#### ENTRIES ####

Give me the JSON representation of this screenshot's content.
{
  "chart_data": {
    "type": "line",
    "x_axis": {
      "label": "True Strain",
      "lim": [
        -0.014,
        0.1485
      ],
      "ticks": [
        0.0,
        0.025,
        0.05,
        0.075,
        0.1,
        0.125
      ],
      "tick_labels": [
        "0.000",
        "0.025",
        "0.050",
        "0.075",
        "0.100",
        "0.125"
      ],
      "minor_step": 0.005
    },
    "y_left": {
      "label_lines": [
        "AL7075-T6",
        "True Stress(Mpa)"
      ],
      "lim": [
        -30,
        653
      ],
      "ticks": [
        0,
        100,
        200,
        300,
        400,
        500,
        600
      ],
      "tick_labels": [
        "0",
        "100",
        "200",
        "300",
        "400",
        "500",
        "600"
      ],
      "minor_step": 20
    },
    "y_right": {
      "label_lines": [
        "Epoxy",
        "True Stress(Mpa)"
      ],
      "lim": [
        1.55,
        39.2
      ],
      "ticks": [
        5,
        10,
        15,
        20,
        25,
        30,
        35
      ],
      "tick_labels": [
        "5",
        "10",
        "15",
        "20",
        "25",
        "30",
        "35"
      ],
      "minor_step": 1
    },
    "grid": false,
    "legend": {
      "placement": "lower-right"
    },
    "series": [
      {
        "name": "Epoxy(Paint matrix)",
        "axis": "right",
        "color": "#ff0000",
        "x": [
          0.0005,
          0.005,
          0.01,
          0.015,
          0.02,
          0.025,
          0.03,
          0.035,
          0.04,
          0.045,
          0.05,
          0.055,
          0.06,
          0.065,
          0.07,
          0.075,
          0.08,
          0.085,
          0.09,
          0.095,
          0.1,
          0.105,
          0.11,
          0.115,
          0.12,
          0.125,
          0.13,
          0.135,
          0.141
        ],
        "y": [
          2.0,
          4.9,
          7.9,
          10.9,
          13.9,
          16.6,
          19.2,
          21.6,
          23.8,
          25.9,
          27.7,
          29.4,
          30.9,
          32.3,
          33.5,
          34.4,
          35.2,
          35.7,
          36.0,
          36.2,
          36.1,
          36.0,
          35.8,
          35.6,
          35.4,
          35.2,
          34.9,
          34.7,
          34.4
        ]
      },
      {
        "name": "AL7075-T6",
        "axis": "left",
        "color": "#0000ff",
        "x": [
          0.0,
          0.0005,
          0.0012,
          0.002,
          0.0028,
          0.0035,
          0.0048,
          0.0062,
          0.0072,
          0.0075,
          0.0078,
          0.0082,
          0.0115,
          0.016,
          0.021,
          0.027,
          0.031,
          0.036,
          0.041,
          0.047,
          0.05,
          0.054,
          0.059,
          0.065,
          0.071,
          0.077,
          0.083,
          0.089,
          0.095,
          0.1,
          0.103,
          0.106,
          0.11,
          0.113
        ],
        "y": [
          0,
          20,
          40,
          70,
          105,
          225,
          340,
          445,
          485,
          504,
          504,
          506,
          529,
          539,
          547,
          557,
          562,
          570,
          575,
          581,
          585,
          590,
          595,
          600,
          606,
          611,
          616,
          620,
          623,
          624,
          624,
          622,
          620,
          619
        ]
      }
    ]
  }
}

####

▶ [YOUR INSTRUCTIONS]
Nothing in the listing may be changed; retype it all exactly.

▶ [THE RESPONSE]
Give me the JSON representation of this screenshot's content.
{
  "chart_data": {
    "type": "line",
    "x_axis": {
      "label": "True Strain",
      "lim": [
        -0.014,
        0.1485
      ],
      "ticks": [
        0.0,
        0.025,
        0.05,
        0.075,
        0.1,
        0.125
      ],
      "tick_labels": [
        "0.000",
        "0.025",
        "0.050",
        "0.075",
        "0.100",
        "0.125"
      ],
      "minor_step": 0.005
    },
    "y_left": {
      "label_lines": [
        "AL7075-T6",
        "True Stress(Mpa)"
      ],
      "lim": [
        -30,
        653
      ],
      "ticks": [
        0,
        100,
        200,
        300,
        400,
        500,
        600
      ],
      "tick_labels": [
        "0",
        "100",
        "200",
        "300",
        "400",
        "500",
        "600"
      ],
      "minor_step": 20
    },
    "y_right": {
      "label_lines": [
        "Epoxy",
        "True Stress(Mpa)"
      ],
      "lim": [
        1.55,
        39.2
      ],
      "ticks": [
        5,
        10,
        15,
        20,
        25,
        30,
        35
      ],
      "tick_labels": [
        "5",
        "10",
        "15",
        "20",
        "25",
        "30",
        "35"
      ],
      "minor_step": 1
    },
    "grid": false,
    "legend": {
      "placement": "lower-right"
    },
    "series": [
      {
        "name": "Epoxy(Paint matrix)",
        "axis": "right",
        "color": "#ff0000",
        "x": [
          0.0005,
          0.005,
          0.01,
          0.015,
          0.02,
          0.025,
          0.03,
          0.035,
          0.04,
          0.045,
          0.05,
          0.055,
          0.06,
          0.065,
          0.07,
          0.075,
          0.08,
          0.085,
          0.09,
          0.095,
          0.1,
          0.105,
          0.11,
          0.115,
          0.12,
          0.125,
          0.13,
          0.135,
          0.141
        ],
        "y": [
          2.0,
          4.9,
          7.9,
          10.9,
          13.9,
          16.6,
          19.2,
          21.6,
          23.8,
          25.9,
          27.7,
          29.4,
          30.9,
          32.3,
          33.5,
          34.4,
          35.2,
          35.7,
          36.0,
          36.2,
          36.1,
          36.0,
          35.8,
          35.6,
          35.4,
          35.2,
          34.9,
          34.7,
          34.4
        ]
      },
      {
        "name": "AL7075-T6",
        "axis": "left",
        "color": "#0000ff",
        "x": [
          0.0,
          0.0005,
          0.0012,
          0.002,
          0.0028,
          0.0035,
          0.0048,
          0.0062,
          0.0072,
          0.0075,
          0.0078,
          0.0082,
          0.0115,
          0.016,
          0.021,
          0.027,
          0.031,
          0.036,
          0.041,
          0.047,
          0.05,
          0.054,
          0.059,
          0.065,
          0.071,
          0.077,
          0.083,
          0.089,
          0.095,
          0.1,
          0.103,
          0.106,
          0.11,
          0.113
        ],
        "y": [
          0,
          20,
          40,
          70,
          105,
          225,
          340,
          445,
          485,
          504,
          504,
          506,
          529,
          539,
          547,
          557,
          562,
          570,
          575,
          581,
          585,
          590,
          595,
          600,
          606,
          611,
          616,
          620,
          623,
          624,
          624,
          622,
          620,
          619
        ]
      }
    ]
  }
}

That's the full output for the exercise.